(Figure data in JSON)
◇ ◇ ◇ ◇

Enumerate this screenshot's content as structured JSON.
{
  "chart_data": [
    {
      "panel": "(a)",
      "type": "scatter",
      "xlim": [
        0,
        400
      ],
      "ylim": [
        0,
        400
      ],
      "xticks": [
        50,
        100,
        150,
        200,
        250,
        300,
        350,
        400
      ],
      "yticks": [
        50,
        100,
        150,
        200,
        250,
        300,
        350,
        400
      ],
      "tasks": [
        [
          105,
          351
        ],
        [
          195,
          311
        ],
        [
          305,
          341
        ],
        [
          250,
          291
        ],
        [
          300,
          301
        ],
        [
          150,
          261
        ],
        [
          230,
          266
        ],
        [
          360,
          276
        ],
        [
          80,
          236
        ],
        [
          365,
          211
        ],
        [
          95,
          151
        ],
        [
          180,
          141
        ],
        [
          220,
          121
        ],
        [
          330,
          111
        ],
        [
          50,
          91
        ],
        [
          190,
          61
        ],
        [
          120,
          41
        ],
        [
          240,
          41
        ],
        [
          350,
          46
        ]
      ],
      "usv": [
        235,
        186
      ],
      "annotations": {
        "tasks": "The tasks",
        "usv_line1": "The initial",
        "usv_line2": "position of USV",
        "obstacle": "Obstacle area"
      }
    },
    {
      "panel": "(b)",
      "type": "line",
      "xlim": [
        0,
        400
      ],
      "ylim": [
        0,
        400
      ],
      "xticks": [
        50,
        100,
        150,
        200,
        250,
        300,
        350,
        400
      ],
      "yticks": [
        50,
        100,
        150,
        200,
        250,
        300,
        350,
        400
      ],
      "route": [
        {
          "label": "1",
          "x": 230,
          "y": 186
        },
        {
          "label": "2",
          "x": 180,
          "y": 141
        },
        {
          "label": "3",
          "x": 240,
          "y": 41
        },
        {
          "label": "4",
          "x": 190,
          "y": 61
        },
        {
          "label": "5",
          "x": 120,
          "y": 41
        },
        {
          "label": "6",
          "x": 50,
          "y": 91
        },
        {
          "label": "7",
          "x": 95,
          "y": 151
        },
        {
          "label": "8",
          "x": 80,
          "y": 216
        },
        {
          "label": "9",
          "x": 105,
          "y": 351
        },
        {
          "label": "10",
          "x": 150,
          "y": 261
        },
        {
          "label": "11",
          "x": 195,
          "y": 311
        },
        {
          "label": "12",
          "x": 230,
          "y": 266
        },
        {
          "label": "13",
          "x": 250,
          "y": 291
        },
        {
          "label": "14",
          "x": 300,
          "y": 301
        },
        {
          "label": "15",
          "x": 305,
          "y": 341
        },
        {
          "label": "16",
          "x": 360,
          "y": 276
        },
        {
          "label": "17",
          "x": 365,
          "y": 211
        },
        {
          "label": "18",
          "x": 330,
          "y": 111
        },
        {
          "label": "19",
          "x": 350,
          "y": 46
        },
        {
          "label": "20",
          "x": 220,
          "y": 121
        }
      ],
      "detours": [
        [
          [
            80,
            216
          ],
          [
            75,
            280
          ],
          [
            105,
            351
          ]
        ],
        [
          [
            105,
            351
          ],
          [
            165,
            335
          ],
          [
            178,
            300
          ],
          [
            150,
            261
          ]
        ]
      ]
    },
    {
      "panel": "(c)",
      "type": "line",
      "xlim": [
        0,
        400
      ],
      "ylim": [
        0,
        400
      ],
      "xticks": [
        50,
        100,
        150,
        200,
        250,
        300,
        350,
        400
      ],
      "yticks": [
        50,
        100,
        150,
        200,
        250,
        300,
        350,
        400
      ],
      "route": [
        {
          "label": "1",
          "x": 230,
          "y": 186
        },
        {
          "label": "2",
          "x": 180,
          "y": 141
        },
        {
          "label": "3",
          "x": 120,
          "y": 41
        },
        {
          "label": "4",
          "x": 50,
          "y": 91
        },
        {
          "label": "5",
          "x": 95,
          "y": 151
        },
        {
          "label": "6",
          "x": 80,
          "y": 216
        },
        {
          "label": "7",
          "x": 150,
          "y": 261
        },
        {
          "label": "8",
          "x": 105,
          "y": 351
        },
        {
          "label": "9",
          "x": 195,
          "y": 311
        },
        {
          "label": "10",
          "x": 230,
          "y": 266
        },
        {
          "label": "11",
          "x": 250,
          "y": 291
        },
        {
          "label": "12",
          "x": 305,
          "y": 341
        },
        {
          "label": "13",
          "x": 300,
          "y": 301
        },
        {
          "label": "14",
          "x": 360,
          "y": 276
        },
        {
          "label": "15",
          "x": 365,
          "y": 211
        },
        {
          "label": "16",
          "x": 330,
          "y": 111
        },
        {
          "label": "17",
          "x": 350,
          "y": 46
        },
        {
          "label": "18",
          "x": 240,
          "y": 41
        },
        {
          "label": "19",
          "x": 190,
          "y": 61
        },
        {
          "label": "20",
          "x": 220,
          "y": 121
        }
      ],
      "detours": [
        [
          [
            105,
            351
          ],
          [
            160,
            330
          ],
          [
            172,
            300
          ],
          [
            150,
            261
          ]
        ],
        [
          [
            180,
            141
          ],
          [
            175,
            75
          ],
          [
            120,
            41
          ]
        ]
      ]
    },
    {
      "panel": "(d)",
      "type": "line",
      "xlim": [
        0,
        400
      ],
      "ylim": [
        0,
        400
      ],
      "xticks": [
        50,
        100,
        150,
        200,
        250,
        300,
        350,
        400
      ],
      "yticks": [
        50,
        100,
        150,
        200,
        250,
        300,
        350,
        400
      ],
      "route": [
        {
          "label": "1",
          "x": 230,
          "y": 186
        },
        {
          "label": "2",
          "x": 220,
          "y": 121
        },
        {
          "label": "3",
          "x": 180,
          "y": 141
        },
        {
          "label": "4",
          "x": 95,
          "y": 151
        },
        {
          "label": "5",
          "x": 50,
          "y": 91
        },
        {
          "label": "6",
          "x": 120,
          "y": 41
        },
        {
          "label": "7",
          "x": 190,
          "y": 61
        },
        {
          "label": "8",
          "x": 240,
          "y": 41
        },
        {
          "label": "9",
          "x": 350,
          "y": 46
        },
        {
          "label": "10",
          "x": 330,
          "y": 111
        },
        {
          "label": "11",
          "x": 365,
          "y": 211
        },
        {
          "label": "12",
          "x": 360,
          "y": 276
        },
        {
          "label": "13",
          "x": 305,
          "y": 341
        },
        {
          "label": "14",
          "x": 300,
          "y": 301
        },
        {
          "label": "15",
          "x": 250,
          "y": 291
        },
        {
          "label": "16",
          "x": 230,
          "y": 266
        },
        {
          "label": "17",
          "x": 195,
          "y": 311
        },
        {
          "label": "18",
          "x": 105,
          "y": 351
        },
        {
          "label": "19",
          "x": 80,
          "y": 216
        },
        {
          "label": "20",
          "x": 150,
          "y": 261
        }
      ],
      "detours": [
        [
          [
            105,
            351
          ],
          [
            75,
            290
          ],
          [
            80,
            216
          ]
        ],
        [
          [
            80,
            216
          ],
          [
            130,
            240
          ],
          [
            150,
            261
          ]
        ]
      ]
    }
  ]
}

◇ ◇ ◇ ◇

Once more, set down the full listing, verbatim.

Enumerate this screenshot's content as structured JSON.
{
  "chart_data": [
    {
      "panel": "(a)",
      "type": "scatter",
      "xlim": [
        0,
        400
      ],
      "ylim": [
        0,
        400
      ],
      "xticks": [
        50,
        100,
        150,
        200,
        250,
        300,
        350,
        400
      ],
      "yticks": [
        50,
        100,
        150,
        200,
        250,
        300,
        350,
        400
      ],
      "tasks": [
        [
          105,
          351
        ],
        [
          195,
          311
        ],
        [
          305,
          341
        ],
        [
          250,
          291
        ],
        [
          300,
          301
        ],
        [
          150,
          261
        ],
        [
          230,
          266
        ],
        [
          360,
          276
        ],
        [
          80,
          236
        ],
        [
          365,
          211
        ],
        [
          95,
          151
        ],
        [
          180,
          141
        ],
        [
          220,
          121
        ],
        [
          330,
          111
        ],
        [
          50,
          91
        ],
        [
          190,
          61
        ],
        [
          120,
          41
        ],
        [
          240,
          41
        ],
        [
          350,
          46
        ]
      ],
      "usv": [
        235,
        186
      ],
      "annotations": {
        "tasks": "The tasks",
        "usv_line1": "The initial",
        "usv_line2": "position of USV",
        "obstacle": "Obstacle area"
      }
    },
    {
      "panel": "(b)",
      "type": "line",
      "xlim": [
        0,
        400
      ],
      "ylim": [
        0,
        400
      ],
      "xticks": [
        50,
        100,
        150,
        200,
        250,
        300,
        350,
        400
      ],
      "yticks": [
        50,
        100,
        150,
        200,
        250,
        300,
        350,
        400
      ],
      "route": [
        {
          "label": "1",
          "x": 230,
          "y": 186
        },
        {
          "label": "2",
          "x": 180,
          "y": 141
        },
        {
          "label": "3",
          "x": 240,
          "y": 41
        },
        {
          "label": "4",
          "x": 190,
          "y": 61
        },
        {
          "label": "5",
          "x": 120,
          "y": 41
        },
        {
          "label": "6",
          "x": 50,
          "y": 91
        },
        {
          "label": "7",
          "x": 95,
          "y": 151
        },
        {
          "label": "8",
          "x": 80,
          "y": 216
        },
        {
          "label": "9",
          "x": 105,
          "y": 351
        },
        {
          "label": "10",
          "x": 150,
          "y": 261
        },
        {
          "label": "11",
          "x": 195,
          "y": 311
        },
        {
          "label": "12",
          "x": 230,
          "y": 266
        },
        {
          "label": "13",
          "x": 250,
          "y": 291
        },
        {
          "label": "14",
          "x": 300,
          "y": 301
        },
        {
          "label": "15",
          "x": 305,
          "y": 341
        },
        {
          "label": "16",
          "x": 360,
          "y": 276
        },
        {
          "label": "17",
          "x": 365,
          "y": 211
        },
        {
          "label": "18",
          "x": 330,
          "y": 111
        },
        {
          "label": "19",
          "x": 350,
          "y": 46
        },
        {
          "label": "20",
          "x": 220,
          "y": 121
        }
      ],
      "detours": [
        [
          [
            80,
            216
          ],
          [
            75,
            280
          ],
          [
            105,
            351
          ]
        ],
        [
          [
            105,
            351
          ],
          [
            165,
            335
          ],
          [
            178,
            300
          ],
          [
            150,
            261
          ]
        ]
      ]
    },
    {
      "panel": "(c)",
      "type": "line",
      "xlim": [
        0,
        400
      ],
      "ylim": [
        0,
        400
      ],
      "xticks": [
        50,
        100,
        150,
        200,
        250,
        300,
        350,
        400
      ],
      "yticks": [
        50,
        100,
        150,
        200,
        250,
        300,
        350,
        400
      ],
      "route": [
        {
          "label": "1",
          "x": 230,
          "y": 186
        },
        {
          "label": "2",
          "x": 180,
          "y": 141
        },
        {
          "label": "3",
          "x": 120,
          "y": 41
        },
        {
          "label": "4",
          "x": 50,
          "y": 91
        },
        {
          "label": "5",
          "x": 95,
          "y": 151
        },
        {
          "label": "6",
          "x": 80,
          "y": 216
        },
        {
          "label": "7",
          "x": 150,
          "y": 261
        },
        {
          "label": "8",
          "x": 105,
          "y": 351
        },
        {
          "label": "9",
          "x": 195,
          "y": 311
        },
        {
          "label": "10",
          "x": 230,
          "y": 266
        },
        {
          "label": "11",
          "x": 250,
          "y": 291
        },
        {
          "label": "12",
          "x": 305,
          "y": 341
        },
        {
          "label": "13",
          "x": 300,
          "y": 301
        },
        {
          "label": "14",
          "x": 360,
          "y": 276
        },
        {
          "label": "15",
          "x": 365,
          "y": 211
        },
        {
          "label": "16",
          "x": 330,
          "y": 111
        },
        {
          "label": "17",
          "x": 350,
          "y": 46
        },
        {
          "label": "18",
          "x": 240,
          "y": 41
        },
        {
          "label": "19",
          "x": 190,
          "y": 61
        },
        {
          "label": "20",
          "x": 220,
          "y": 121
        }
      ],
      "detours": [
        [
          [
            105,
            351
          ],
          [
            160,
            330
          ],
          [
            172,
            300
          ],
          [
            150,
            261
          ]
        ],
        [
          [
            180,
            141
          ],
          [
            175,
            75
          ],
          [
            120,
            41
          ]
        ]
      ]
    },
    {
      "panel": "(d)",
      "type": "line",
      "xlim": [
        0,
        400
      ],
      "ylim": [
        0,
        400
      ],
      "xticks": [
        50,
        100,
        150,
        200,
        250,
        300,
        350,
        400
      ],
      "yticks": [
        50,
        100,
        150,
        200,
        250,
        300,
        350,
        400
      ],
      "route": [
        {
          "label": "1",
          "x": 230,
          "y": 186
        },
        {
          "label": "2",
          "x": 220,
          "y": 121
        },
        {
          "label": "3",
          "x": 180,
          "y": 141
        },
        {
          "label": "4",
          "x": 95,
          "y": 151
        },
        {
          "label": "5",
          "x": 50,
          "y": 91
        },
        {
          "label": "6",
          "x": 120,
          "y": 41
        },
        {
          "label": "7",
          "x": 190,
          "y": 61
        },
        {
          "label": "8",
          "x": 240,
          "y": 41
        },
        {
          "label": "9",
          "x": 350,
          "y": 46
        },
        {
          "label": "10",
          "x": 330,
          "y": 111
        },
        {
          "label": "11",
          "x": 365,
          "y": 211
        },
        {
          "label": "12",
          "x": 360,
          "y": 276
        },
        {
          "label": "13",
          "x": 305,
          "y": 341
        },
        {
          "label": "14",
          "x": 300,
          "y": 301
        },
        {
          "label": "15",
          "x": 250,
          "y": 291
        },
        {
          "label": "16",
          "x": 230,
          "y": 266
        },
        {
          "label": "17",
          "x": 195,
          "y": 311
        },
        {
          "label": "18",
          "x": 105,
          "y": 351
        },
        {
          "label": "19",
          "x": 80,
          "y": 216
        },
        {
          "label": "20",
          "x": 150,
          "y": 261
        }
      ],
      "detours": [
        [
          [
            105,
            351
          ],
          [
            75,
            290
          ],
          [
            80,
            216
          ]
        ],
        [
          [
            80,
            216
          ],
          [
            130,
            240
          ],
          [
            150,
            261
          ]
        ]
      ]
    }
  ]
}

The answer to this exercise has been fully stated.